- Source:
##############################
This is an excerpt from the chapter "Who Needs 40 Acres and a Mule?"
One of President Lincoln’s least heralded actions was the push for legislation to increase immigration. The reason? To meet the growing demands for labor in an industrializing nation and to replace slave agriculture labor in the post-Civil War South. (Silverman, 2016)…
The Chairman of the Committee on Agriculture, Senator John Sherman of Ohio, also supported Lincoln’s efforts and said, “labor has special wants in every department of industry; vacancies caused by recruiting calls for a large increase in foreign immigration to make up the deficiency at home. Furthermore, the South, after the war is over, will present a wide field for voluntary white labor and it must look to the immigrant for its supply.” (Silverman, 2016)
Senator Sherman makes a striking point; the labor needed to rebuild the South must be “white.” This distinction is key because there weren’t enough white laborers in America to fulfill the demand. If the perquisite was that they be white, then the only solution was to bring in more white people from overseas—increase immigration from countries with white populations.
Despite the great need for labor to build post-Civil War America, it was clear that even under President Lincoln, that this rebuilding was to be done by white immigrant labor vs. Asians, Indians, or the newly freed slaves…
...the great tragedy here is that the leadership of post-Civil War America, leaders such as Lincoln, that put an end to slavery, fell short of providing what could have been the most impactful reparation of all.
Instead of enacting the most sweeping legislation in American history to promote immigration to fill American jobs, America’s post-Civil War leaders could have encouraged the employment of the newly freed slaves from the South.
Understandably, freed slaves would not be the first choice of employers in the South, but what about the North? Wasn’t the North the champion that freed the slaves and cared about them to the point of committing the ultimate sacrifice to free them? What would be the economic state of African-Americans today if their freed slave ancestors had been allowed to work in the mines or build America’s railroads?...
The Civil War cost of over 620,000 American lives. (American Battlefield Trust, n.d.) The emancipation proclamation freed an estimated 3 to 4 million slaves. (History.com Editors, 2019)
##############################
- Available data:

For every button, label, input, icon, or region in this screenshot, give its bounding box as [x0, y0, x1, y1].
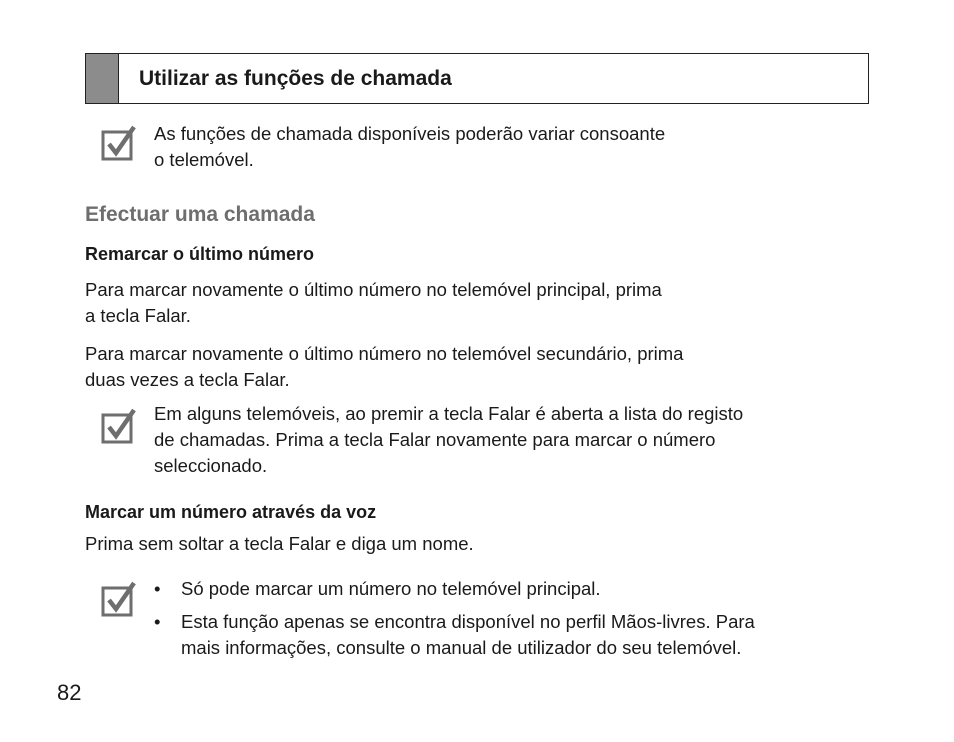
##############################
- Task objective: In the excerpt on post-Civil War labor and immigration, who is identified as Chairman of the Committee on Agriculture?

- Result of this exercise: Senator John Sherman of Ohio.